Written task:
Reproduce all of the data exactly.

[Figure data in JSON]
+ + + + +

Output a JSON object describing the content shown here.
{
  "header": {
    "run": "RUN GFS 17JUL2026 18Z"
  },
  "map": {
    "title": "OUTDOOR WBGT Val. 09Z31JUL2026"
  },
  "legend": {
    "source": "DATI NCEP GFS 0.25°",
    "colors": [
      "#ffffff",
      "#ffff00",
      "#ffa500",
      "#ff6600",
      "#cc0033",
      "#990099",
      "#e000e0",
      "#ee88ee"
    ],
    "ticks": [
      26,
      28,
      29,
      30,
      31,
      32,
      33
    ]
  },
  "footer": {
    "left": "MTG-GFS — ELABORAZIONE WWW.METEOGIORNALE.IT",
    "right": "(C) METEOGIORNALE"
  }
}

+ + + + +

Answer to this problem:
Output a JSON object describing the content shown here.
{
  "header": {
    "run": "RUN GFS 17JUL2026 18Z"
  },
  "map": {
    "title": "OUTDOOR WBGT Val. 09Z31JUL2026"
  },
  "legend": {
    "source": "DATI NCEP GFS 0.25°",
    "colors": [
      "#ffffff",
      "#ffff00",
      "#ffa500",
      "#ff6600",
      "#cc0033",
      "#990099",
      "#e000e0",
      "#ee88ee"
    ],
    "ticks": [
      26,
      28,
      29,
      30,
      31,
      32,
      33
    ]
  },
  "footer": {
    "left": "MTG-GFS — ELABORAZIONE WWW.METEOGIORNALE.IT",
    "right": "(C) METEOGIORNALE"
  }
}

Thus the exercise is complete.